Stored entries:
- - - -
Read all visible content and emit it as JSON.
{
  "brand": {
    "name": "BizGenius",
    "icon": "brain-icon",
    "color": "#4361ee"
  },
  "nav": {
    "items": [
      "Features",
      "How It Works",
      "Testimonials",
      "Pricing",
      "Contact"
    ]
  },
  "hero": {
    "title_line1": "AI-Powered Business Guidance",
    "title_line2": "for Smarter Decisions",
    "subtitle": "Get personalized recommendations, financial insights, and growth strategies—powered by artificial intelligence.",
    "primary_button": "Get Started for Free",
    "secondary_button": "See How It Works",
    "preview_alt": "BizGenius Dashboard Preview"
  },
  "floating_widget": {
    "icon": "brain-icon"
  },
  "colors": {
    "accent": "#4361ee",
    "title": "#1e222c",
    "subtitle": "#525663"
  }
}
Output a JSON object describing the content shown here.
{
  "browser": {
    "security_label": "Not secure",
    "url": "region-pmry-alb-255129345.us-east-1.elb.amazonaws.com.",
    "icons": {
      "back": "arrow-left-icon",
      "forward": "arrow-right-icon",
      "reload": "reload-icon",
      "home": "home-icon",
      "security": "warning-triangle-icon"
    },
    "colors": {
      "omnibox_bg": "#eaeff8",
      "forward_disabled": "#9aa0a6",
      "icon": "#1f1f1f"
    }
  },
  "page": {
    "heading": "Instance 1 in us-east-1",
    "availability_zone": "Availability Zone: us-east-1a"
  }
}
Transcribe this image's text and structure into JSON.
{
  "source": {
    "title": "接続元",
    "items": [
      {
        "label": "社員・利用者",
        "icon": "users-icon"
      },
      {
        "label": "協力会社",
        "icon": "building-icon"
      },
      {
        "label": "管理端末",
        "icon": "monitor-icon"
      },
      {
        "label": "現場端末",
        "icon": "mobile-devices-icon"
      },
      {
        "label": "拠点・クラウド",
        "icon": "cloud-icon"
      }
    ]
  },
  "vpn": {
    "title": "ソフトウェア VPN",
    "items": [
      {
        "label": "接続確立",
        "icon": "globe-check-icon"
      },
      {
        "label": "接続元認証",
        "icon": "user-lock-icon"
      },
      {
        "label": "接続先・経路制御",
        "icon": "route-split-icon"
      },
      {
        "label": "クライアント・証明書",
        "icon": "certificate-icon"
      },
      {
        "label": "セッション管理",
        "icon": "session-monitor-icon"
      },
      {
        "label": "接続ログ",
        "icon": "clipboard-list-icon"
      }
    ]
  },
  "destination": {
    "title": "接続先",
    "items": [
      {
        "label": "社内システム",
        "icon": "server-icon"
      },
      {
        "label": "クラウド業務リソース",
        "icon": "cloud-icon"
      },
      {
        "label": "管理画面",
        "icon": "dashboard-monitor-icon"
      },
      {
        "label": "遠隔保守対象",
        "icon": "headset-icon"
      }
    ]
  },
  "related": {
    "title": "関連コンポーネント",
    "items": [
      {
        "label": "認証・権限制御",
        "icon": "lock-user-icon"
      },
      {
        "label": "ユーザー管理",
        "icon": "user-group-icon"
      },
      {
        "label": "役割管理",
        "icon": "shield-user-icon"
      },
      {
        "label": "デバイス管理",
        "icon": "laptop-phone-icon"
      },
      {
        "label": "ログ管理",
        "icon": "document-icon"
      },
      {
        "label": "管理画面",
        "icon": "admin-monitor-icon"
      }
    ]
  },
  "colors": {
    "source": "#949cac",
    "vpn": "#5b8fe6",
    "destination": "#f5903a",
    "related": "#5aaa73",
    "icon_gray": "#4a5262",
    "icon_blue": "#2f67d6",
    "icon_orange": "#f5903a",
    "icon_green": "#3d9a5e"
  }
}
- - - -
WHAT YOU SHOULD DO: All of the entries need to be reproduced exactly; please write them out.

RESULT:
Read all visible content and emit it as JSON.
{
  "brand": {
    "name": "BizGenius",
    "icon": "brain-icon",
    "color": "#4361ee"
  },
  "nav": {
    "items": [
      "Features",
      "How It Works",
      "Testimonials",
      "Pricing",
      "Contact"
    ]
  },
  "hero": {
    "title_line1": "AI-Powered Business Guidance",
    "title_line2": "for Smarter Decisions",
    "subtitle": "Get personalized recommendations, financial insights, and growth strategies—powered by artificial intelligence.",
    "primary_button": "Get Started for Free",
    "secondary_button": "See How It Works",
    "preview_alt": "BizGenius Dashboard Preview"
  },
  "floating_widget": {
    "icon": "brain-icon"
  },
  "colors": {
    "accent": "#4361ee",
    "title": "#1e222c",
    "subtitle": "#525663"
  }
}
Output a JSON object describing the content shown here.
{
  "browser": {
    "security_label": "Not secure",
    "url": "region-pmry-alb-255129345.us-east-1.elb.amazonaws.com.",
    "icons": {
      "back": "arrow-left-icon",
      "forward": "arrow-right-icon",
      "reload": "reload-icon",
      "home": "home-icon",
      "security": "warning-triangle-icon"
    },
    "colors": {
      "omnibox_bg": "#eaeff8",
      "forward_disabled": "#9aa0a6",
      "icon": "#1f1f1f"
    }
  },
  "page": {
    "heading": "Instance 1 in us-east-1",
    "availability_zone": "Availability Zone: us-east-1a"
  }
}
Transcribe this image's text and structure into JSON.
{
  "source": {
    "title": "接続元",
    "items": [
      {
        "label": "社員・利用者",
        "icon": "users-icon"
      },
      {
        "label": "協力会社",
        "icon": "building-icon"
      },
      {
        "label": "管理端末",
        "icon": "monitor-icon"
      },
      {
        "label": "現場端末",
        "icon": "mobile-devices-icon"
      },
      {
        "label": "拠点・クラウド",
        "icon": "cloud-icon"
      }
    ]
  },
  "vpn": {
    "title": "ソフトウェア VPN",
    "items": [
      {
        "label": "接続確立",
        "icon": "globe-check-icon"
      },
      {
        "label": "接続元認証",
        "icon": "user-lock-icon"
      },
      {
        "label": "接続先・経路制御",
        "icon": "route-split-icon"
      },
      {
        "label": "クライアント・証明書",
        "icon": "certificate-icon"
      },
      {
        "label": "セッション管理",
        "icon": "session-monitor-icon"
      },
      {
        "label": "接続ログ",
        "icon": "clipboard-list-icon"
      }
    ]
  },
  "destination": {
    "title": "接続先",
    "items": [
      {
        "label": "社内システム",
        "icon": "server-icon"
      },
      {
        "label": "クラウド業務リソース",
        "icon": "cloud-icon"
      },
      {
        "label": "管理画面",
        "icon": "dashboard-monitor-icon"
      },
      {
        "label": "遠隔保守対象",
        "icon": "headset-icon"
      }
    ]
  },
  "related": {
    "title": "関連コンポーネント",
    "items": [
      {
        "label": "認証・権限制御",
        "icon": "lock-user-icon"
      },
      {
        "label": "ユーザー管理",
        "icon": "user-group-icon"
      },
      {
        "label": "役割管理",
        "icon": "shield-user-icon"
      },
      {
        "label": "デバイス管理",
        "icon": "laptop-phone-icon"
      },
      {
        "label": "ログ管理",
        "icon": "document-icon"
      },
      {
        "label": "管理画面",
        "icon": "admin-monitor-icon"
      }
    ]
  },
  "colors": {
    "source": "#949cac",
    "vpn": "#5b8fe6",
    "destination": "#f5903a",
    "related": "#5aaa73",
    "icon_gray": "#4a5262",
    "icon_blue": "#2f67d6",
    "icon_orange": "#f5903a",
    "icon_green": "#3d9a5e"
  }
}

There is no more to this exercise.